[Problem statement] Report how many lines in the listing below include the word "DIFERENTE". Write nothing besides the number.

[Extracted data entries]
-*-*-

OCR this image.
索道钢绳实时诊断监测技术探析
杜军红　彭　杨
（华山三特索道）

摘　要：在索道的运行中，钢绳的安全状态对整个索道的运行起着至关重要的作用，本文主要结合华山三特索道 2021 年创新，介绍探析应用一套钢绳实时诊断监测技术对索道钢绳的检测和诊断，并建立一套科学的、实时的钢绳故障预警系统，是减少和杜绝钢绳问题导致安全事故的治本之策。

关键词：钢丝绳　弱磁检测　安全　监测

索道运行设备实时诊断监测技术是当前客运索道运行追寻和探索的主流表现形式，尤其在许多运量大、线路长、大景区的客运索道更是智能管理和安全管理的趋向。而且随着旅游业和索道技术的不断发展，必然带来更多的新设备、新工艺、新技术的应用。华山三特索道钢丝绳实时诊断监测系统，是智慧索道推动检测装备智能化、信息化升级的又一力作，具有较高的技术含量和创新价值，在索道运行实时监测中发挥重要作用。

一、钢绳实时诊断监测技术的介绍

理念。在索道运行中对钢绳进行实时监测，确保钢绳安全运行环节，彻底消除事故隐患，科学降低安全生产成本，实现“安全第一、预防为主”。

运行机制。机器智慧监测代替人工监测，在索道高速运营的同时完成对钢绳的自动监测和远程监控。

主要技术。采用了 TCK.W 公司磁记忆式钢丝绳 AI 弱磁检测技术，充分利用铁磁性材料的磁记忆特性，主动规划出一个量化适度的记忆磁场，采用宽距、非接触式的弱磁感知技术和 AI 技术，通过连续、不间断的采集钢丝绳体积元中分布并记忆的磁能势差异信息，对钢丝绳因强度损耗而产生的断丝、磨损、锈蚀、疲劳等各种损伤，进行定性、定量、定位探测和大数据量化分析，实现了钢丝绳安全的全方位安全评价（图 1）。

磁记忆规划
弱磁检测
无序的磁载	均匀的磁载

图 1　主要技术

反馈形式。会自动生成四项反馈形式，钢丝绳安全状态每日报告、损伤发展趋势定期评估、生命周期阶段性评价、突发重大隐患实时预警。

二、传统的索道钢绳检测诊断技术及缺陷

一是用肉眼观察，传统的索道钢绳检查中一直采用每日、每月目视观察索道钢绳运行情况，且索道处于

-*-*-

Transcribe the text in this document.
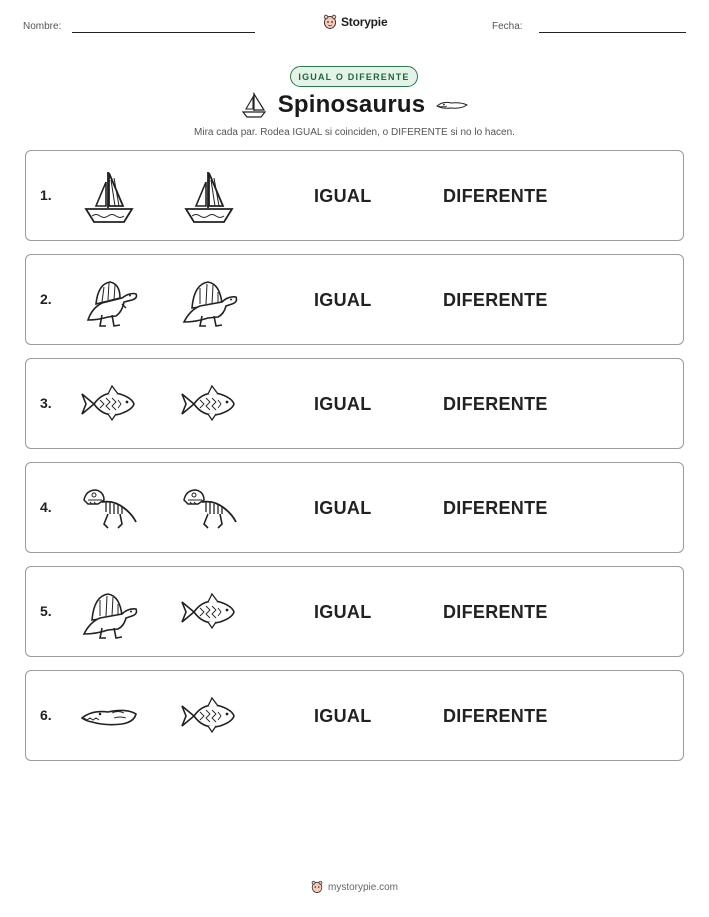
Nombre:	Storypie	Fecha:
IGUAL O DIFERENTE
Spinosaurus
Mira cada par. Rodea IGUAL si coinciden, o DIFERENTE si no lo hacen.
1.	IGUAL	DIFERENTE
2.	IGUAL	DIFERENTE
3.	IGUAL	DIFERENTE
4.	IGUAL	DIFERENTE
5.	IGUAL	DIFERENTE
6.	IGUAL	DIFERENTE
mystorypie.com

-*-*-

[Correct result] 8